▶ _EXERCISE_:
Gather all lines with the word "sesuatu" in them.

▶ _THE DATA_:
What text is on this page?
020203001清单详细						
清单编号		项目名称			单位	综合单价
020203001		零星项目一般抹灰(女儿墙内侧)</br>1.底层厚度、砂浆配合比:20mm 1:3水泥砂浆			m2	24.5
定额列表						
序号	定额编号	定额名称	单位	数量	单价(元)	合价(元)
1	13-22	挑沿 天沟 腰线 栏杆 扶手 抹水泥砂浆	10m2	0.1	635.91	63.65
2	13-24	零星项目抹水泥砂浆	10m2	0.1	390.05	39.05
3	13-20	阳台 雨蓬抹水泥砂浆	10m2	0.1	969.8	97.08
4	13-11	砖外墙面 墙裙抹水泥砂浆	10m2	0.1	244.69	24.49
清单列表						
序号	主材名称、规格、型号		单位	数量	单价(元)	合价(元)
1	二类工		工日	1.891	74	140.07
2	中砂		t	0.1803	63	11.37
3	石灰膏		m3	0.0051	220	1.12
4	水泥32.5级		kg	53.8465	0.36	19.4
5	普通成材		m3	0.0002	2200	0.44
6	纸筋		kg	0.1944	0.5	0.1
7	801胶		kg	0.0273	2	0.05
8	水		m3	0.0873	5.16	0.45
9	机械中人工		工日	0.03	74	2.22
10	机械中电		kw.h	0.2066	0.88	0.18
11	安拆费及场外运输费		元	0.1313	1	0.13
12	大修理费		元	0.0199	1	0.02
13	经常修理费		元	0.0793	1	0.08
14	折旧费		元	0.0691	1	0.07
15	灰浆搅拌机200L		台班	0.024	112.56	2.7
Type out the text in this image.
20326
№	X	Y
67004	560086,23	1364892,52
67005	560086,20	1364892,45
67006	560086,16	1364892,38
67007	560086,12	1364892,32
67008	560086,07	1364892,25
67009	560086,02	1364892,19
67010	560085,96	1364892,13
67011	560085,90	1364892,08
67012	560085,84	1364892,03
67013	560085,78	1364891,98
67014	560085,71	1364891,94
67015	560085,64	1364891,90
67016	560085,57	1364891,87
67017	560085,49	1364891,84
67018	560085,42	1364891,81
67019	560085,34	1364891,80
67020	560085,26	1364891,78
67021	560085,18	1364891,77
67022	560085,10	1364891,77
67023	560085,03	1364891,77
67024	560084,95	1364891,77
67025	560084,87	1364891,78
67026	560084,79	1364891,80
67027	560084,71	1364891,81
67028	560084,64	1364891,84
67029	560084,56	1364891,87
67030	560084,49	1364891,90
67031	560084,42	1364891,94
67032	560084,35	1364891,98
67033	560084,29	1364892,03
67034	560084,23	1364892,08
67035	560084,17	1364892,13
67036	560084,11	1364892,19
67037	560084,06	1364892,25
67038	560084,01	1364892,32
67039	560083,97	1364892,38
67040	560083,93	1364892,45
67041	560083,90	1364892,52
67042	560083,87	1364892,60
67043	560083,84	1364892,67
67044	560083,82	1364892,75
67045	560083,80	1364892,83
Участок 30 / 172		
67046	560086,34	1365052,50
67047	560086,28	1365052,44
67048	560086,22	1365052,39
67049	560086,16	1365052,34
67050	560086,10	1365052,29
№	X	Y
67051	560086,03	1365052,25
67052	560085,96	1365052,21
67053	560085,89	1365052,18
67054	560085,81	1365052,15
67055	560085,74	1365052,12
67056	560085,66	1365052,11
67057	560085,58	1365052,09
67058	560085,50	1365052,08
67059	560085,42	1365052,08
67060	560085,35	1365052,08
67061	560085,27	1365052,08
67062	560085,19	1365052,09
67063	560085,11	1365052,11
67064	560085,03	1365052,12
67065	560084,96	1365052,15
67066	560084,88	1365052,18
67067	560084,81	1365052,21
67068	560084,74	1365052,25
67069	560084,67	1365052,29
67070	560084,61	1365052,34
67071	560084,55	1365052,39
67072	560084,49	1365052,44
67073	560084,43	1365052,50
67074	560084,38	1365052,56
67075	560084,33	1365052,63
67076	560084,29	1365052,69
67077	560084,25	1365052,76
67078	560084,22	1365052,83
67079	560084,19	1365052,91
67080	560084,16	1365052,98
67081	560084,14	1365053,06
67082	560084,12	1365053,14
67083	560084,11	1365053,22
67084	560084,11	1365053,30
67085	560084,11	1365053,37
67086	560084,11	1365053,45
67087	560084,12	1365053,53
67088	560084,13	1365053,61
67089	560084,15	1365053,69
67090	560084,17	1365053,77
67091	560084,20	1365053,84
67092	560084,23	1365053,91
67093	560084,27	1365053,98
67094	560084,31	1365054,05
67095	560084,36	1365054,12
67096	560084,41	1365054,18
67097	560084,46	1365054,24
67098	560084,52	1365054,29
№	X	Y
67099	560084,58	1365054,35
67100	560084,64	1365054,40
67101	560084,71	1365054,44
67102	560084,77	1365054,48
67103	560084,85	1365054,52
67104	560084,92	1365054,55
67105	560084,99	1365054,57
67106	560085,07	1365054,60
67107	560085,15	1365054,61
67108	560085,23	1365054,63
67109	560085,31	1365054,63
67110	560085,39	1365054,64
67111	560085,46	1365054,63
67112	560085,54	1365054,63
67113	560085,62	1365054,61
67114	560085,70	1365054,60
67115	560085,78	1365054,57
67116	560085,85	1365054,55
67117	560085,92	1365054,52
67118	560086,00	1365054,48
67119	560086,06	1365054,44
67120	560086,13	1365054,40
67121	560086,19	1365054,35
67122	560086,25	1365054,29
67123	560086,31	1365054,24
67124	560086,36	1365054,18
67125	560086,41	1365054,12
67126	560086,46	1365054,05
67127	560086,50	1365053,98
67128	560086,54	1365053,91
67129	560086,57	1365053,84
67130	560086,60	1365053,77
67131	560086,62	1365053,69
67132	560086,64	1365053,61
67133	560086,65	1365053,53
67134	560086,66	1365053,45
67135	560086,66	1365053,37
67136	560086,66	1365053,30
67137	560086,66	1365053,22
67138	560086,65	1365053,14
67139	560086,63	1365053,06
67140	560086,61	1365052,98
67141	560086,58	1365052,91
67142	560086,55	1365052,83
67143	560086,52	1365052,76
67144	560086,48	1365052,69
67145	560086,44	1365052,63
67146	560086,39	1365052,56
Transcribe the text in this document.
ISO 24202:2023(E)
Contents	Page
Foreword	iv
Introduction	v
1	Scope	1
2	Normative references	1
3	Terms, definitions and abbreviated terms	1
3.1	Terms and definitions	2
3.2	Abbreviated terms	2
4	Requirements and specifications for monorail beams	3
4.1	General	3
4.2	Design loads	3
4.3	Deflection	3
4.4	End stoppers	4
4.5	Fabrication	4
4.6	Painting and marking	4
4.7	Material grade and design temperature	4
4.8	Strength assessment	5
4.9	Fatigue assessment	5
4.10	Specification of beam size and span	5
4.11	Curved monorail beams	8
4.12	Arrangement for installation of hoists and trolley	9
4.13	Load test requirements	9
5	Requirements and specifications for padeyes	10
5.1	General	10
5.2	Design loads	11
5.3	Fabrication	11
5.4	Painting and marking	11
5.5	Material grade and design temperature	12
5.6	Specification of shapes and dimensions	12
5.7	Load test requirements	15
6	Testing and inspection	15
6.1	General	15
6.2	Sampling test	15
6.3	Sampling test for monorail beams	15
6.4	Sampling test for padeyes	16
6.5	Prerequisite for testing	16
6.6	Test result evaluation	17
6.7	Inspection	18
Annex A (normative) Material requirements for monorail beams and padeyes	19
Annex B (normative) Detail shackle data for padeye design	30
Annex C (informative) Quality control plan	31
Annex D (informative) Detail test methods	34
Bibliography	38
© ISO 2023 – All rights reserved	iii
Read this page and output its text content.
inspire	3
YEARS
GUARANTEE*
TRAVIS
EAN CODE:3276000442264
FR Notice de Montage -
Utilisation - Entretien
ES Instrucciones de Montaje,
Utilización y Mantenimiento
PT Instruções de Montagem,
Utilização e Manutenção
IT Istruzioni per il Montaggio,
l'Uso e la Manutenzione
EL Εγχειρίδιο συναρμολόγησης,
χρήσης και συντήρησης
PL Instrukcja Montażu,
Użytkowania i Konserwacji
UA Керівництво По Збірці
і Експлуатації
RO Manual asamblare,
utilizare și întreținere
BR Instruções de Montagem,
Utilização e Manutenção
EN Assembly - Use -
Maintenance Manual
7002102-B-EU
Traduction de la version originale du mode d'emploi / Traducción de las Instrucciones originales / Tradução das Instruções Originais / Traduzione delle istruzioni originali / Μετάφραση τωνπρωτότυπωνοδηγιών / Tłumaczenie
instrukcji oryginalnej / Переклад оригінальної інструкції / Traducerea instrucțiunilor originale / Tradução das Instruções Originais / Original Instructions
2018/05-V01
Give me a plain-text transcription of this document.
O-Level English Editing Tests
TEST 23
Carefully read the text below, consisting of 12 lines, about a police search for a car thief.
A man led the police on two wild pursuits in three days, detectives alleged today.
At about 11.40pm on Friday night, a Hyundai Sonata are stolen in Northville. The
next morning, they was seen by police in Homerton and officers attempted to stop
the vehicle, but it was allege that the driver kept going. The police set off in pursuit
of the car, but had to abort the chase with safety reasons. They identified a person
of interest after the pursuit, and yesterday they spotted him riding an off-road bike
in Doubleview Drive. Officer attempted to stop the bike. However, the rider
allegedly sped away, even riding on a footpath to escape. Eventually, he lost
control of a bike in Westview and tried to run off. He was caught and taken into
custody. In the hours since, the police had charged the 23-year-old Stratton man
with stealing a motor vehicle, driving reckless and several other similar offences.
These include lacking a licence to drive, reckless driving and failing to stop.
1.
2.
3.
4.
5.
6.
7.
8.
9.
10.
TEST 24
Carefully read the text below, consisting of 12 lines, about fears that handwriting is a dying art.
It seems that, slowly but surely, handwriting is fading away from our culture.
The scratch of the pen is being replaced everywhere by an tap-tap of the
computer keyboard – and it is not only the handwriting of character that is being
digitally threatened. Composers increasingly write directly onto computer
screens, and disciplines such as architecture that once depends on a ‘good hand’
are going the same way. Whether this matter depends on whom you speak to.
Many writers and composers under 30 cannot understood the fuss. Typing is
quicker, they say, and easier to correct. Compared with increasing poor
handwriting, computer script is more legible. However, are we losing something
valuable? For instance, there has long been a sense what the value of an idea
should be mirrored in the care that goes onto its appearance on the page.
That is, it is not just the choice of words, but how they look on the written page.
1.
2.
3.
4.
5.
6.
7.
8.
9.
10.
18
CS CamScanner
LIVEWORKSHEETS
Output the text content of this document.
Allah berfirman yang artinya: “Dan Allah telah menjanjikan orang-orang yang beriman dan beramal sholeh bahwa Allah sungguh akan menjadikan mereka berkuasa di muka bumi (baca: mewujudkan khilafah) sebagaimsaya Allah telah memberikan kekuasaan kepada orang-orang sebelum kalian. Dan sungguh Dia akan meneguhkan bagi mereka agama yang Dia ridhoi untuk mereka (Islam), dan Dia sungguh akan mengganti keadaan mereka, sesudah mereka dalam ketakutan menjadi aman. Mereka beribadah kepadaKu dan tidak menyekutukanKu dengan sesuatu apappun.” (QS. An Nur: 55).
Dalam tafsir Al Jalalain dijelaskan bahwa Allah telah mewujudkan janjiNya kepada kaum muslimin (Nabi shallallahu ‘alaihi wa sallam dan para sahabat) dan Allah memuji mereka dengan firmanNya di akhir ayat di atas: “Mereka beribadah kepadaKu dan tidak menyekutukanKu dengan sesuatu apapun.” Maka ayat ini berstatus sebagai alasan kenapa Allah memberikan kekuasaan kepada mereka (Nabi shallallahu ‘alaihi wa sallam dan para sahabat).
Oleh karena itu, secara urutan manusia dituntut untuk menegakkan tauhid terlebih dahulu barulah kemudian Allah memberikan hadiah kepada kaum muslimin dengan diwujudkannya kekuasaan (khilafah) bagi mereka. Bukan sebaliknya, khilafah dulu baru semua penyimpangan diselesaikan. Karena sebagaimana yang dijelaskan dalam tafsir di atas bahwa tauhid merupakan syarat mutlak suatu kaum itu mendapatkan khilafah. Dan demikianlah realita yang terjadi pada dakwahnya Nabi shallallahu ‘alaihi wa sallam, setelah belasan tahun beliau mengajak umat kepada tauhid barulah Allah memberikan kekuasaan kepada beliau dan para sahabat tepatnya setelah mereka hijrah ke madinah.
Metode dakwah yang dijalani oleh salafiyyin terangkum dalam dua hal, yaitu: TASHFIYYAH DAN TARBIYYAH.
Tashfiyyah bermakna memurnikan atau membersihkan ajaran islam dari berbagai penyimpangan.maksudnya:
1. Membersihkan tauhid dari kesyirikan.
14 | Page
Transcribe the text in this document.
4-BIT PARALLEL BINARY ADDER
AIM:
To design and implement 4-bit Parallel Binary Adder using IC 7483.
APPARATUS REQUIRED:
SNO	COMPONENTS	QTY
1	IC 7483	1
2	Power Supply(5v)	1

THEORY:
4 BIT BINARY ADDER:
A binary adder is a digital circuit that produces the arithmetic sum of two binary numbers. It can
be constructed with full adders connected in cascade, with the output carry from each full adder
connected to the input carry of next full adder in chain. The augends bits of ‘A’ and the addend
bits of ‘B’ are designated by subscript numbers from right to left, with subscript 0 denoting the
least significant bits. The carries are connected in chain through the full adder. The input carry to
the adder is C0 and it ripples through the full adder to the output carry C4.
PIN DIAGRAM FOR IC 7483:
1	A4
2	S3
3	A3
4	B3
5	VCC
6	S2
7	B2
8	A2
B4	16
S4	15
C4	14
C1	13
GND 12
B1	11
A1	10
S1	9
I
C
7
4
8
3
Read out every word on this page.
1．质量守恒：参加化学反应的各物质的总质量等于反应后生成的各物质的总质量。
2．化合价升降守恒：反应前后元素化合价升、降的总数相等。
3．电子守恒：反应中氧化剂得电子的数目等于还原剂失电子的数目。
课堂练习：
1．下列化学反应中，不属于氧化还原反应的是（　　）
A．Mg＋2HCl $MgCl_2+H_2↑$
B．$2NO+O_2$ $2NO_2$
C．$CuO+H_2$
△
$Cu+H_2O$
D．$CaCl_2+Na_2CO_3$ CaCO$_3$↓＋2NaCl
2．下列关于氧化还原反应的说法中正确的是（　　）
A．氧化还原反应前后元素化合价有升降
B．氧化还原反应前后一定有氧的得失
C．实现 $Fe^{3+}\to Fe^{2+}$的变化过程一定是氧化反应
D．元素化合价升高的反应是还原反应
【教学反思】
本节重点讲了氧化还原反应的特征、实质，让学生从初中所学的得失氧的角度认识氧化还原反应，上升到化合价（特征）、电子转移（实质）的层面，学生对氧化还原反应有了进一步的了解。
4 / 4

▶ _FULL SOLUTION_:
Allah berfirman yang artinya: “Dan Allah telah menjanjikan orang-orang yang beriman dan beramal sholeh bahwa Allah sungguh akan menjadikan mereka berkuasa di muka bumi (baca: mewujudkan khilafah) sebagaimsaya Allah telah memberikan kekuasaan kepada orang-orang sebelum kalian. Dan sungguh Dia akan meneguhkan bagi mereka agama yang Dia ridhoi untuk mereka (Islam), dan Dia sungguh akan mengganti keadaan mereka, sesudah mereka dalam ketakutan menjadi aman. Mereka beribadah kepadaKu dan tidak menyekutukanKu dengan sesuatu apappun.” (QS. An Nur: 55).
Dalam tafsir Al Jalalain dijelaskan bahwa Allah telah mewujudkan janjiNya kepada kaum muslimin (Nabi shallallahu ‘alaihi wa sallam dan para sahabat) dan Allah memuji mereka dengan firmanNya di akhir ayat di atas: “Mereka beribadah kepadaKu dan tidak menyekutukanKu dengan sesuatu apapun.” Maka ayat ini berstatus sebagai alasan kenapa Allah memberikan kekuasaan kepada mereka (Nabi shallallahu ‘alaihi wa sallam dan para sahabat).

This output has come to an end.